◆ Stated goal: Could you rewrite everything from the start of the records down to the line containing "Point (132, 335, 155, 350)", swapping "bbox" for "bounding box" and keeping every other part the same?

Labeled region entries
##############################

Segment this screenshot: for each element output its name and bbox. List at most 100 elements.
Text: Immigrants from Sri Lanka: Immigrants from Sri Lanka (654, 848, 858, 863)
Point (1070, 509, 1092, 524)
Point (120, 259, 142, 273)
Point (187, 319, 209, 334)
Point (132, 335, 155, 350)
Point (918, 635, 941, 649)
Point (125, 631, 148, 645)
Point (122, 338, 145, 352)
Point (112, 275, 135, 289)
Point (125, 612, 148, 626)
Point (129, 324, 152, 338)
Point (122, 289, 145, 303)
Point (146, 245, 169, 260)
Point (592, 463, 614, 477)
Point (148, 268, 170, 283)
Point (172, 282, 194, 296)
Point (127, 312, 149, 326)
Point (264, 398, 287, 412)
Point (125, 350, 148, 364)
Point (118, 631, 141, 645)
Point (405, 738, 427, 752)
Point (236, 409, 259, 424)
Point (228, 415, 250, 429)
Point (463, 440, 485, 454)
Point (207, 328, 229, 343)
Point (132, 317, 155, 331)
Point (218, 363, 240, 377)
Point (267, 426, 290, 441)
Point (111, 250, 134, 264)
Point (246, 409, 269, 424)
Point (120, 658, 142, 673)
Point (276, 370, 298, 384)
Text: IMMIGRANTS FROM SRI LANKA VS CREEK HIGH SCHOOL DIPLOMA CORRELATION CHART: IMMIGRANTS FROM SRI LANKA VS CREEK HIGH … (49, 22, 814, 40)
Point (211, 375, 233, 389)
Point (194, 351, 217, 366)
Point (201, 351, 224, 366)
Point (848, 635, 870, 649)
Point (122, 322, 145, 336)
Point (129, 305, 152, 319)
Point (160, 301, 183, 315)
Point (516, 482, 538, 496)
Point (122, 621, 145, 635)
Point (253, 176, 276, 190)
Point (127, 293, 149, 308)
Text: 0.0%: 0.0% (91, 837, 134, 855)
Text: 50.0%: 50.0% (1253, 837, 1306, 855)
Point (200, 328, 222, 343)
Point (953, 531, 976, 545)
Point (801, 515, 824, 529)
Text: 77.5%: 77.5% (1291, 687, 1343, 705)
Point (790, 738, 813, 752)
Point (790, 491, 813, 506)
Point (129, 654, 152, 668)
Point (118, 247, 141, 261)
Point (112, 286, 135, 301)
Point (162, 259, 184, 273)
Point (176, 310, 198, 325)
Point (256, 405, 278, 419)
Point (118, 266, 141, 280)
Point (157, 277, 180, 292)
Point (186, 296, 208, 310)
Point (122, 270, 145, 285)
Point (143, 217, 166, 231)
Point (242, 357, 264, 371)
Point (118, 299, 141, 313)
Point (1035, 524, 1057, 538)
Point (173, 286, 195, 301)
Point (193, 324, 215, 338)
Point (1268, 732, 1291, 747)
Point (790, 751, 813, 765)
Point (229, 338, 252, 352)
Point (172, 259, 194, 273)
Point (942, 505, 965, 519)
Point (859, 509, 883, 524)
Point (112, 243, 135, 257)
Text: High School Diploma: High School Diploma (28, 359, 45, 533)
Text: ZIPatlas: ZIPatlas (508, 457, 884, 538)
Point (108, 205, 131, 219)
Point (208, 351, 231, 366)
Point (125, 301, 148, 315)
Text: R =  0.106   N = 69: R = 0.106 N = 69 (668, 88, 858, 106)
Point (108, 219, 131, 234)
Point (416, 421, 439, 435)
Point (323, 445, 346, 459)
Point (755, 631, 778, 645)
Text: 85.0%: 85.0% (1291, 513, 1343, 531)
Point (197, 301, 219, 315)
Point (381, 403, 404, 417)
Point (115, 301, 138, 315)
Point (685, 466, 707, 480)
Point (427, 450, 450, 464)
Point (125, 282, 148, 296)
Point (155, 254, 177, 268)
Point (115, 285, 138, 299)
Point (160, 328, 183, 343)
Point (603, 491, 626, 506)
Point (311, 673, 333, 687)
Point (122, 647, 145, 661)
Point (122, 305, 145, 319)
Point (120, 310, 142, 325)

##############################

◆ The response:
Segment this screenshot: for each element output its name and bounding box. List at most 100 elements.
Text: Immigrants from Sri Lanka: Immigrants from Sri Lanka (654, 848, 858, 863)
Point (1070, 509, 1092, 524)
Point (120, 259, 142, 273)
Point (187, 319, 209, 334)
Point (132, 335, 155, 350)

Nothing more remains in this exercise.